- WHAT TO PRODUCE -
Copy out all lines carrying the word "time".

Data listing:
..............................
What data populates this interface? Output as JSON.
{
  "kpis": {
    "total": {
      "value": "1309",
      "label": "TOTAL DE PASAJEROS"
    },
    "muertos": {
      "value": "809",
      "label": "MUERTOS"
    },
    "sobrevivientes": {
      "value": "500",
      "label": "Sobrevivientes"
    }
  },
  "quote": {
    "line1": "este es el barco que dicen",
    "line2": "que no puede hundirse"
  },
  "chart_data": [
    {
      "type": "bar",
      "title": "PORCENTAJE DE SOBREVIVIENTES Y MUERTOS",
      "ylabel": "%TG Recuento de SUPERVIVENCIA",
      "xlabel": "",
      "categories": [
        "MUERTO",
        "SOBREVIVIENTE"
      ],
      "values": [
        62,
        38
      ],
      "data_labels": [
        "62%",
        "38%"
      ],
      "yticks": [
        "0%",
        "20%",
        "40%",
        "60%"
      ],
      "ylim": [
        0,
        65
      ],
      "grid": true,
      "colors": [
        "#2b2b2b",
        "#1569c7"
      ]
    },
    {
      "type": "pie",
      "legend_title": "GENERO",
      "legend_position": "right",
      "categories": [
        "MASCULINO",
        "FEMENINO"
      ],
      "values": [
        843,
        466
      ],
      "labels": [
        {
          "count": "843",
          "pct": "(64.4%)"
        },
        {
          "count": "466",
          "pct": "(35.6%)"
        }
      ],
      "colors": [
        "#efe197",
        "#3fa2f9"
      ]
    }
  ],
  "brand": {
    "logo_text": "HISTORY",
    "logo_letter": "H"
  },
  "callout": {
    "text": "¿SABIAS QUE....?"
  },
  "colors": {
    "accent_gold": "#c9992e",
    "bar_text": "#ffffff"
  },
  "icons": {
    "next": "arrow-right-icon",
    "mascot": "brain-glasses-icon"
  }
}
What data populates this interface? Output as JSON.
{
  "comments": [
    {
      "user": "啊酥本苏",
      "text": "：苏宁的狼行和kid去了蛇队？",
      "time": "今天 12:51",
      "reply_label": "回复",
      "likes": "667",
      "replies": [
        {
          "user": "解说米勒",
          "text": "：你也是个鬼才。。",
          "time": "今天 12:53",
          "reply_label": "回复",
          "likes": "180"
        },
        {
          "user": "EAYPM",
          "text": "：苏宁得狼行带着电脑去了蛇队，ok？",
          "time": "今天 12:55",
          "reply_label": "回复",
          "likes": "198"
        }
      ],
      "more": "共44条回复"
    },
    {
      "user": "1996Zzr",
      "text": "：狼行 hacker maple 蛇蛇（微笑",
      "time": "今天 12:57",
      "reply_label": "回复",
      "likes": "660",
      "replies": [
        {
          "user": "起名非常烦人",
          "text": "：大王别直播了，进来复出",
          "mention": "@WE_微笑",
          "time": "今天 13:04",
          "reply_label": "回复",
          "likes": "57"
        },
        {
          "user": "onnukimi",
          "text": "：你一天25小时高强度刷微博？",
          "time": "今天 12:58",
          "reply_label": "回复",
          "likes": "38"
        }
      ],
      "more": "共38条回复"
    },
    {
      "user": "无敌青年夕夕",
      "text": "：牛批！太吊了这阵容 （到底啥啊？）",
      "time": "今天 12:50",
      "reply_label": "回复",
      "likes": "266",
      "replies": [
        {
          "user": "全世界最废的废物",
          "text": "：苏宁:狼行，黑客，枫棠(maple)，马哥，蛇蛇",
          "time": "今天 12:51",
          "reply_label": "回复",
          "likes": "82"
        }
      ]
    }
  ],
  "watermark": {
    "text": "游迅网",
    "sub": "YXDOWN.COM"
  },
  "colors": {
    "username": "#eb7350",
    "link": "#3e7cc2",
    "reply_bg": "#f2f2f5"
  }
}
..............................
- COMPLETE ANSWER -
      "time": "今天 12:51",
          "time": "今天 12:53",
          "time": "今天 12:55",
      "time": "今天 12:57",
          "time": "今天 13:04",
          "time": "今天 12:58",
      "time": "今天 12:50",
          "time": "今天 12:51",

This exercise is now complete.